> [Records to use]
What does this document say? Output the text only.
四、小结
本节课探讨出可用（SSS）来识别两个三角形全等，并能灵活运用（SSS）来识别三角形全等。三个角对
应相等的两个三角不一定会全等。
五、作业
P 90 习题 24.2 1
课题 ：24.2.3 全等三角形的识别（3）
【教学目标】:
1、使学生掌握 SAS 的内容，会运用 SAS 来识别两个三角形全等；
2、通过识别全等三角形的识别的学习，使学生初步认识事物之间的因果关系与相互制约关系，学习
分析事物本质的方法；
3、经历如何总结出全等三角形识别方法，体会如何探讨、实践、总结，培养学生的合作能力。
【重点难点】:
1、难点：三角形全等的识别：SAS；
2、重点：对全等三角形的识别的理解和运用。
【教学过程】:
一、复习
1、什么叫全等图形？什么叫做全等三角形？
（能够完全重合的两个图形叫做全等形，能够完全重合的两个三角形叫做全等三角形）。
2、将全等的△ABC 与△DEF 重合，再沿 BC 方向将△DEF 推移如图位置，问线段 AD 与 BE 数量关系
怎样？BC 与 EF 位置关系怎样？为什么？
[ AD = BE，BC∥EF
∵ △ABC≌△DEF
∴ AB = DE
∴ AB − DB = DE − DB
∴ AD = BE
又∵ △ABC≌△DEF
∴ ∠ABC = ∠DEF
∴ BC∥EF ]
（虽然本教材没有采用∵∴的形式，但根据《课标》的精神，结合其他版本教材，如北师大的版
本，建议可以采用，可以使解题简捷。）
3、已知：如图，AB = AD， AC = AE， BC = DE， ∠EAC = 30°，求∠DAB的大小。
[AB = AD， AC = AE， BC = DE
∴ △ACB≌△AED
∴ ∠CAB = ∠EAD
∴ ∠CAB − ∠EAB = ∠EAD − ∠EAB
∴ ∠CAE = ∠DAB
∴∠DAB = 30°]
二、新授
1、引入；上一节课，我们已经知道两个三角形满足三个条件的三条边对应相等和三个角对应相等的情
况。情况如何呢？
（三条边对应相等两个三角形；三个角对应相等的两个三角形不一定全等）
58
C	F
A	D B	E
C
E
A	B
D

> [Goal] Locate all lines in the listing above with the word "来识别两个三角形全等". Copy them.

> [Answer to the problem]
本节课探讨出可用（SSS）来识别两个三角形全等，并能灵活运用（SSS）来识别三角形全等。三个角对
1、使学生掌握 SAS 的内容，会运用 SAS 来识别两个三角形全等；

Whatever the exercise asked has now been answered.